REQUIRED TASK:
Copy out the listing that follows, exact in every word, and skip the images.
### RECORDS TO PROCESS
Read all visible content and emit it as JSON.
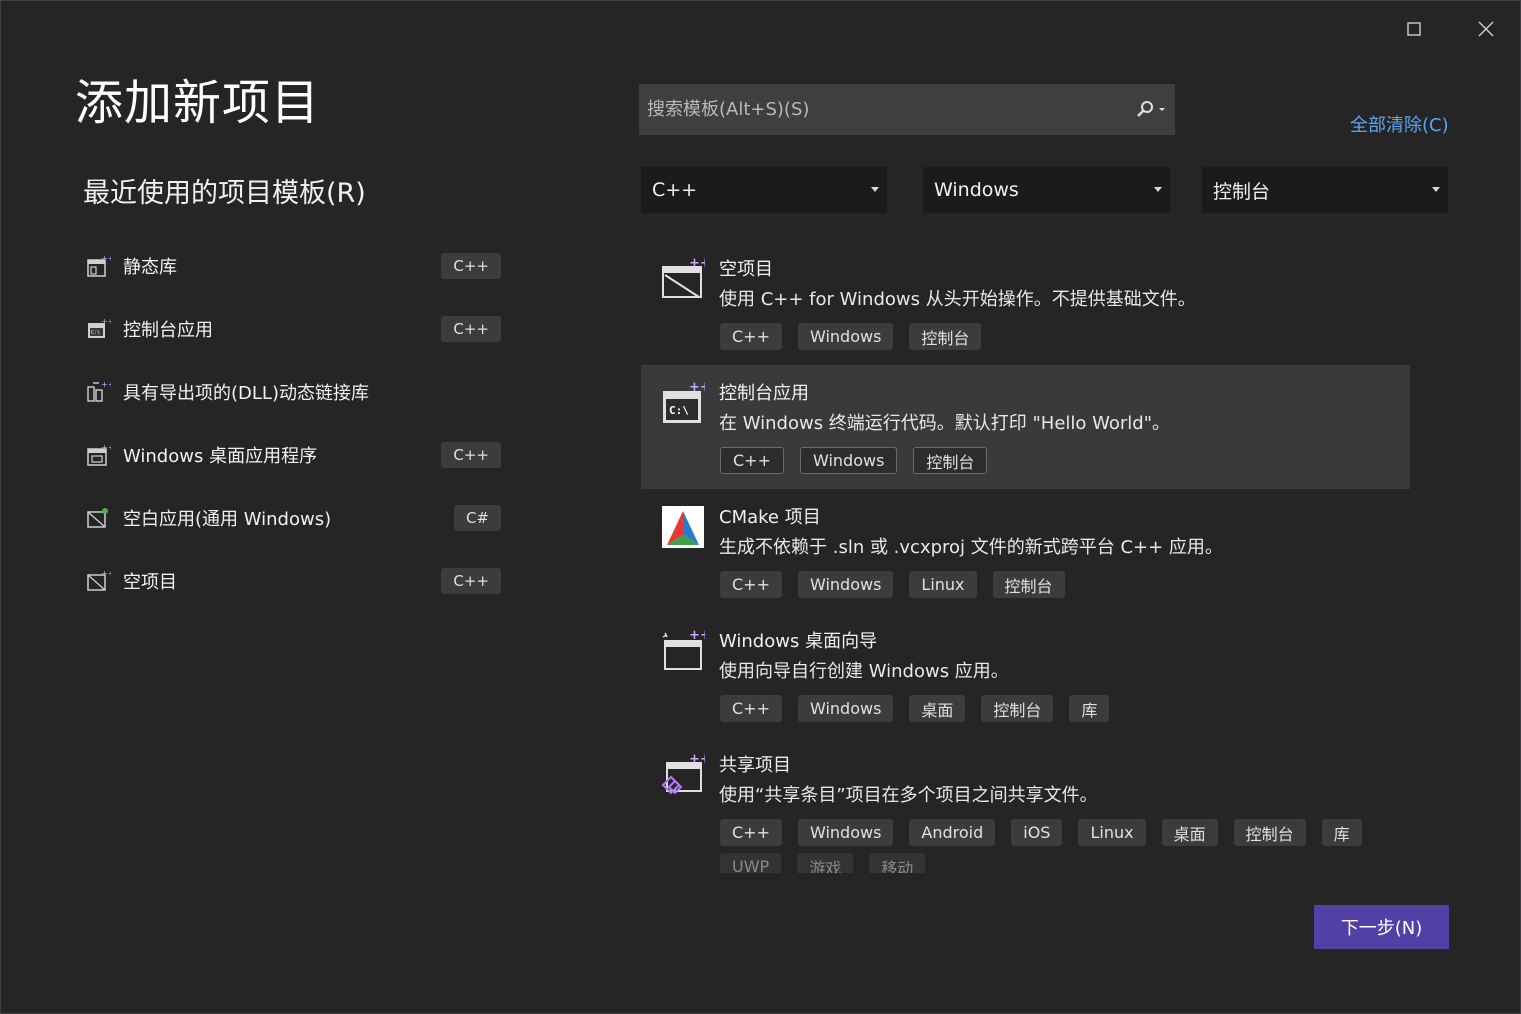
{
  "dialog": {
    "title": "添加新项目",
    "recent_heading": "最近使用的项目模板(R)",
    "next_button": "下一步(N)",
    "clear_all": "全部清除(C)"
  },
  "recent": [
    {
      "label": "静态库",
      "lang": "C++",
      "icon": "static-lib-icon"
    },
    {
      "label": "控制台应用",
      "lang": "C++",
      "icon": "console-app-icon"
    },
    {
      "label": "具有导出项的(DLL)动态链接库",
      "lang": "",
      "icon": "dll-icon"
    },
    {
      "label": "Windows 桌面应用程序",
      "lang": "C++",
      "icon": "desktop-app-icon"
    },
    {
      "label": "空白应用(通用 Windows)",
      "lang": "C#",
      "icon": "uwp-app-icon"
    },
    {
      "label": "空项目",
      "lang": "C++",
      "icon": "empty-project-icon"
    }
  ],
  "search": {
    "placeholder": "搜索模板(Alt+S)(S)",
    "value": ""
  },
  "filters": {
    "language": "C++",
    "platform": "Windows",
    "project_type": "控制台"
  },
  "templates": [
    {
      "name": "空项目",
      "desc": "使用 C++ for Windows 从头开始操作。不提供基础文件。",
      "tags": [
        "C++",
        "Windows",
        "控制台"
      ],
      "selected": false
    },
    {
      "name": "控制台应用",
      "desc": "在 Windows 终端运行代码。默认打印 \"Hello World\"。",
      "tags": [
        "C++",
        "Windows",
        "控制台"
      ],
      "selected": true
    },
    {
      "name": "CMake 项目",
      "desc": "生成不依赖于 .sln 或 .vcxproj 文件的新式跨平台 C++ 应用。",
      "tags": [
        "C++",
        "Windows",
        "Linux",
        "控制台"
      ],
      "selected": false
    },
    {
      "name": "Windows 桌面向导",
      "desc": "使用向导自行创建 Windows 应用。",
      "tags": [
        "C++",
        "Windows",
        "桌面",
        "控制台",
        "库"
      ],
      "selected": false
    },
    {
      "name": "共享项目",
      "desc": "使用“共享条目”项目在多个项目之间共享文件。",
      "tags": [
        "C++",
        "Windows",
        "Android",
        "iOS",
        "Linux",
        "桌面",
        "控制台",
        "库"
      ],
      "tags_more": [
        "UWP",
        "游戏",
        "移动"
      ],
      "selected": false
    }
  ],
  "colors": {
    "accent": "#5340a6",
    "link": "#5ea4ef",
    "background": "#252526"
  }
}
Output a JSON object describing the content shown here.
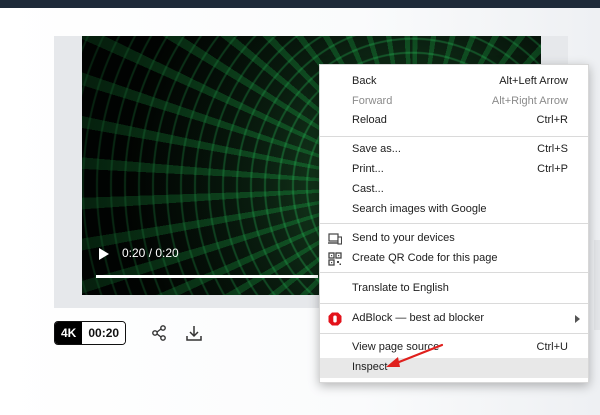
######
RESPONSE BELOW:
Read all visible content and emit it as JSON.
{
  "dialog": {
    "title": "添加新项目",
    "recent_heading": "最近使用的项目模板(R)",
    "next_button": "下一步(N)",
    "clear_all": "全部清除(C)"
  },
  "recent": [
    {
      "label": "静态库",
      "lang": "C++",
      "icon": "static-lib-icon"
    },
    {
      "label": "控制台应用",
      "lang": "C++",
      "icon": "console-app-icon"
    },
    {
      "label": "具有导出项的(DLL)动态链接库",
      "lang": "",
      "icon": "dll-icon"
    },
    {
      "label": "Windows 桌面应用程序",
      "lang": "C++",
      "icon": "desktop-app-icon"
    },
    {
      "label": "空白应用(通用 Windows)",
      "lang": "C#",
      "icon": "uwp-app-icon"
    },
    {
      "label": "空项目",
      "lang": "C++",
      "icon": "empty-project-icon"
    }
  ],
  "search": {
    "placeholder": "搜索模板(Alt+S)(S)",
    "value": ""
  },
  "filters": {
    "language": "C++",
    "platform": "Windows",
    "project_type": "控制台"
  },
  "templates": [
    {
      "name": "空项目",
      "desc": "使用 C++ for Windows 从头开始操作。不提供基础文件。",
      "tags": [
        "C++",
        "Windows",
        "控制台"
      ],
      "selected": false
    },
    {
      "name": "控制台应用",
      "desc": "在 Windows 终端运行代码。默认打印 \"Hello World\"。",
      "tags": [
        "C++",
        "Windows",
        "控制台"
      ],
      "selected": true
    },
    {
      "name": "CMake 项目",
      "desc": "生成不依赖于 .sln 或 .vcxproj 文件的新式跨平台 C++ 应用。",
      "tags": [
        "C++",
        "Windows",
        "Linux",
        "控制台"
      ],
      "selected": false
    },
    {
      "name": "Windows 桌面向导",
      "desc": "使用向导自行创建 Windows 应用。",
      "tags": [
        "C++",
        "Windows",
        "桌面",
        "控制台",
        "库"
      ],
      "selected": false
    },
    {
      "name": "共享项目",
      "desc": "使用“共享条目”项目在多个项目之间共享文件。",
      "tags": [
        "C++",
        "Windows",
        "Android",
        "iOS",
        "Linux",
        "桌面",
        "控制台",
        "库"
      ],
      "tags_more": [
        "UWP",
        "游戏",
        "移动"
      ],
      "selected": false
    }
  ],
  "colors": {
    "accent": "#5340a6",
    "link": "#5ea4ef",
    "background": "#252526"
  }
}
Output a JSON object describing the content shown here.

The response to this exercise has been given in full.